SUPPLIED PASSAGE.

**********

Music generation

For the endpoint contract see Music API. This guide covers the practical side: picking a model, prompting, operation modes, costs.

Sample output

30-second clip generated with lyria-3-clip-preview (Google Lyria). Prompt: “Uplifting modern electronic track with warm synths, gentle beat, optimistic mood.”

Pick a model

Model	Strong for	Duration	Notes
`lyria-3-clip` (Google)	Instrumentals, atmosphere, demos	Fixed 30 s	English-only prompts; fast; no vocals
`lyria-3-pro` (Google)	Longer, higher-fidelity instrumentals	Up to ~2 min	English-only; richer mix
`suno-v4`	Full songs with vocals, any genre	30 s – 5 min	Lyrics + singing supported
`suno-v5`	Latest Suno — better vocals, sound effects	30 s – 5 min	Supports `sounds` operation

Filter the catalog: GET /v1/models?modality=music. Each model exposes allowedParams.response_formats, allowedParams.operations, and allowedParams.default_params. Rule of thumb:

Background / UI / ad beds → Lyria (instrumental, cheap, fast).
Songs with lyrics, creator content → Suno.
Sound effects, short stingers → Suno V5 sounds operation.

Prompting that renders

Music models are literal about genre, instruments and mood — but imprecise about tempo and key unless forced.

**********

DATA SHOWN.
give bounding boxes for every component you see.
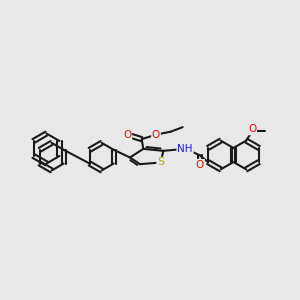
- Text: NH: NH: [177, 144, 193, 154]
- Text: S: S: [157, 158, 164, 167]
- Text: O: O: [248, 124, 256, 134]
- Text: O: O: [196, 160, 204, 170]
- Text: O: O: [152, 130, 160, 140]
- Text: O: O: [123, 130, 131, 140]
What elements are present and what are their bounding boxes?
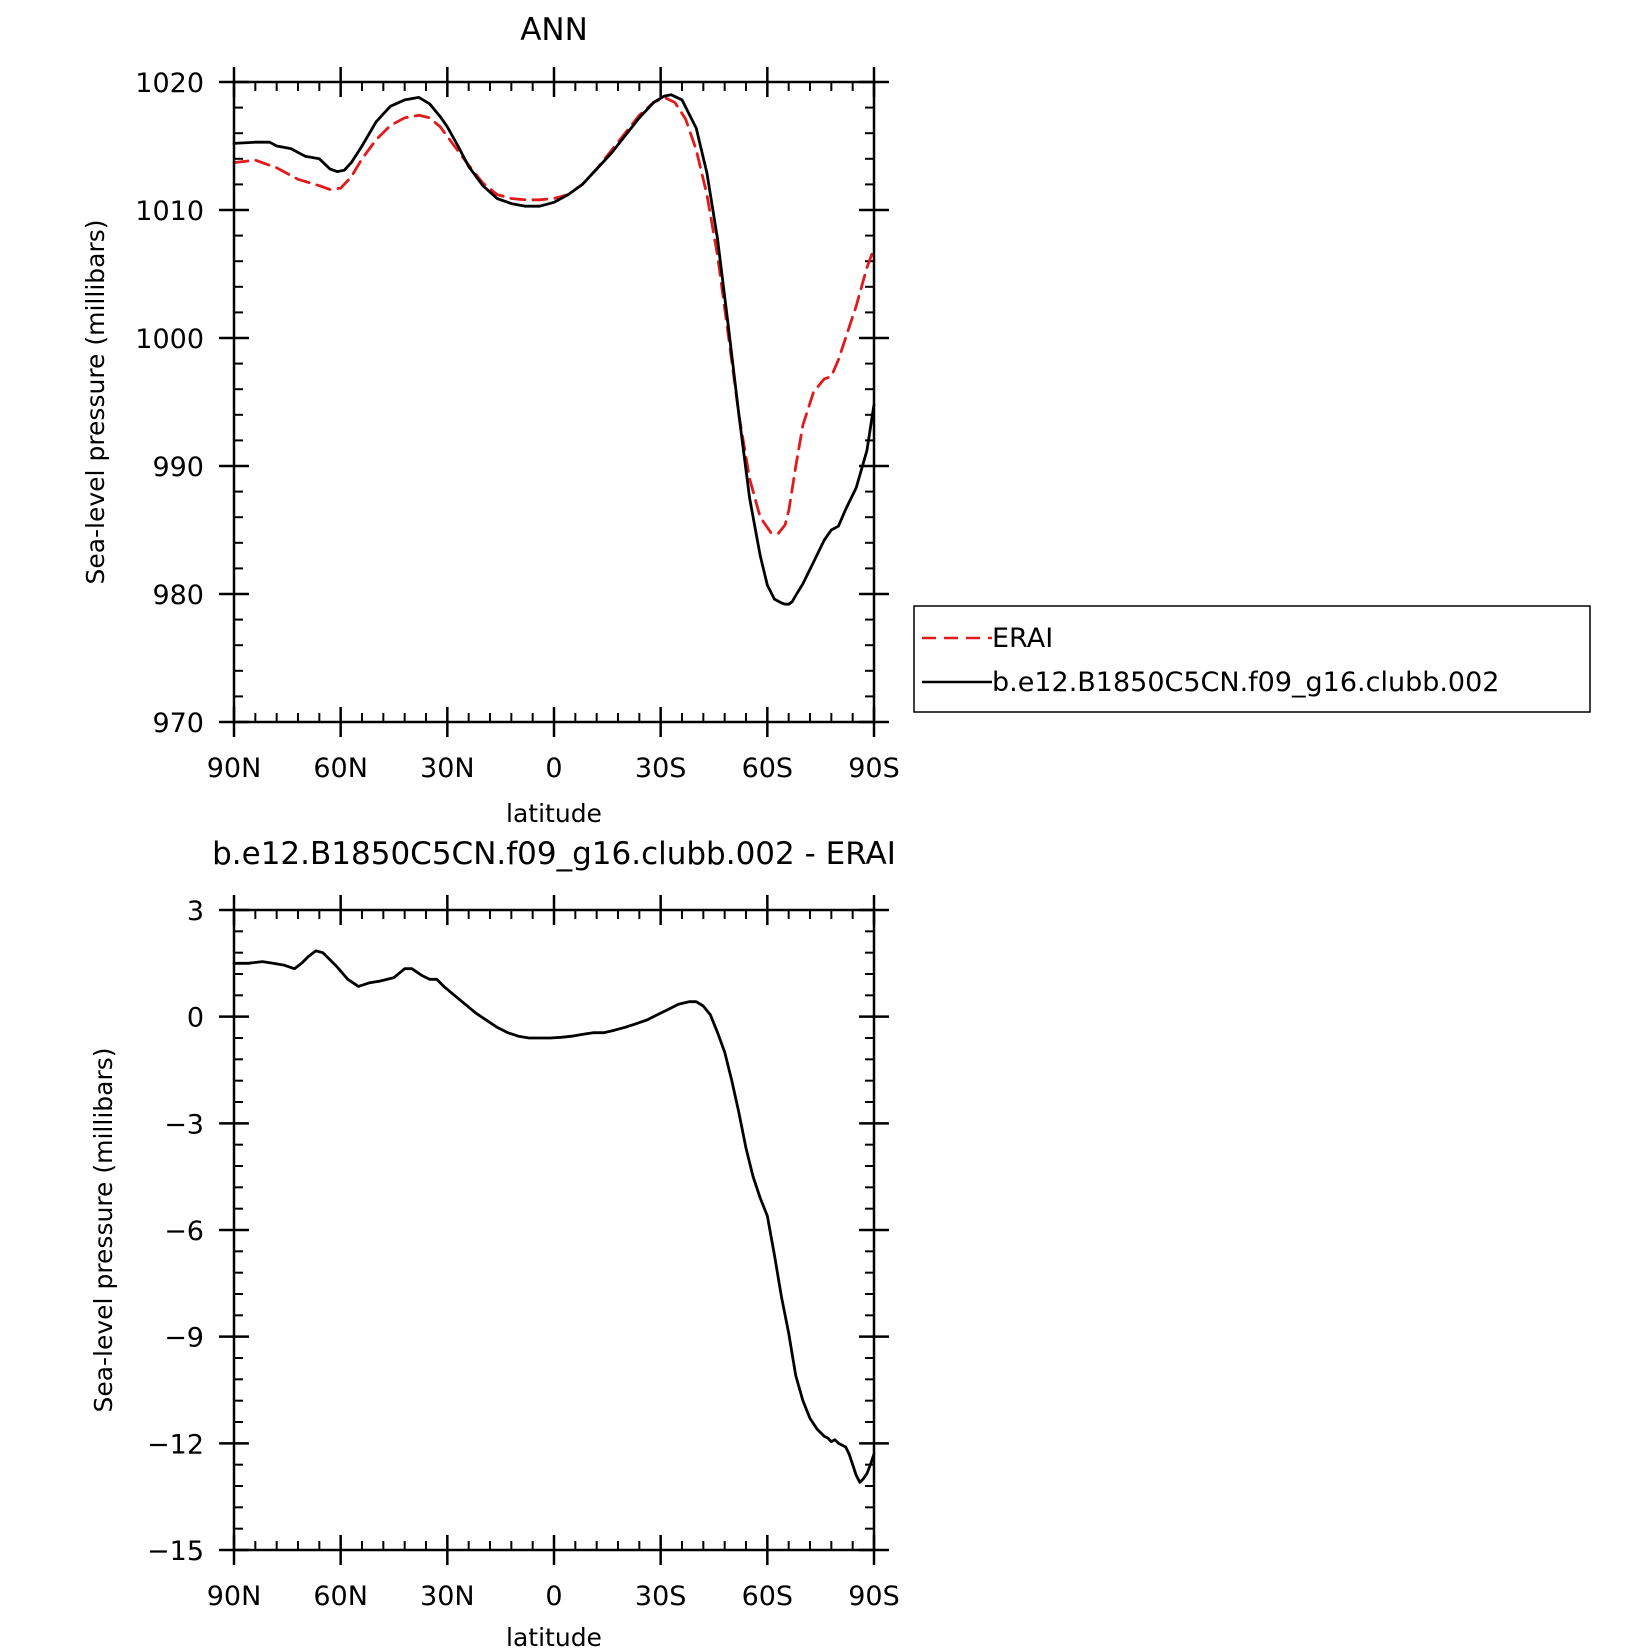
y-tick-label: 1010 [135,196,204,227]
legend-label-model: b.e12.B1850C5CN.f09_g16.clubb.002 [992,667,1499,698]
y-tick-label: −6 [164,1216,204,1247]
x-tick-label: 90N [207,753,262,784]
top-series-group [232,93,876,606]
top-x-axis-title: latitude [506,799,602,828]
y-tick-label: −15 [147,1536,204,1567]
y-tick-label: 1020 [135,68,204,99]
legend-box [913,605,1591,713]
bottom-axis-ticks [219,895,889,1565]
legend: ERAI b.e12.B1850C5CN.f09_g16.clubb.002 [913,605,1591,713]
y-tick-label: 980 [152,580,204,611]
x-tick-label: 90S [848,753,900,784]
bottom-tick-labels: 90N 60N 30N 0 30S 60S 90S −15 −12 −9 −6 −3 0 3 [147,896,900,1612]
top-series-line-0 [232,96,876,536]
top-chart-title: ANN [520,12,588,48]
y-tick-label: 0 [187,1003,204,1034]
x-tick-label: 90S [848,1581,900,1612]
x-tick-label: 60N [313,1581,368,1612]
bottom-y-axis-title: Sea-level pressure (millibars) [89,1047,118,1412]
y-tick-label: −3 [164,1109,204,1140]
x-tick-label: 30S [635,753,687,784]
x-tick-label: 30N [420,1581,475,1612]
y-tick-label: 970 [152,708,204,739]
legend-label-erai: ERAI [992,623,1053,654]
x-tick-label: 90N [207,1581,262,1612]
x-tick-label: 30N [420,753,475,784]
y-tick-label: −12 [147,1429,204,1460]
bottom-series-group [232,949,876,1484]
x-tick-label: 30S [635,1581,687,1612]
chart-top: ANN 90N 60N 30N 0 30S 60S 90S 970 980 990 1000 1010… [81,12,900,828]
bottom-series-line-0 [232,949,876,1484]
chart-bottom: b.e12.B1850C5CN.f09_g16.clubb.002 - ERAI… [89,836,900,1652]
top-y-axis-title: Sea-level pressure (millibars) [81,219,110,584]
top-axis-ticks [219,67,889,737]
top-tick-labels: 90N 60N 30N 0 30S 60S 90S 970 980 990 1000 1010 1020 [135,68,899,784]
bottom-x-axis-title: latitude [506,1623,602,1652]
x-tick-label: 60S [742,1581,794,1612]
y-tick-label: −9 [164,1323,204,1354]
x-tick-label: 0 [545,1581,562,1612]
y-tick-label: 1000 [135,324,204,355]
bottom-plot-frame [232,908,876,1552]
top-plot-frame [232,80,876,724]
x-tick-label: 60S [742,753,794,784]
x-tick-label: 0 [545,753,562,784]
y-tick-label: 3 [187,896,204,927]
top-series-line-1 [232,93,876,606]
x-tick-label: 60N [313,753,368,784]
bottom-chart-title: b.e12.B1850C5CN.f09_g16.clubb.002 - ERAI [212,836,896,872]
y-tick-label: 990 [152,452,204,483]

**********

YOUR TASK.
Decide whether each statement agrees with the music generation guide, and answer yes or no with the deciding words from the guide quoted exactly: (a) The lyria-3-clip model can produce vocals. (b) The suno-v4 model can generate tracks as long as five minutes. (c) Music models handle tempo and key precisely without being forced. The entries are not needed for this work.

ANSWER IN FULL.
(a) No: "no vocals"
(b) Yes: "30 s – 5 min"
(c) No: "imprecise about tempo and key unless forced"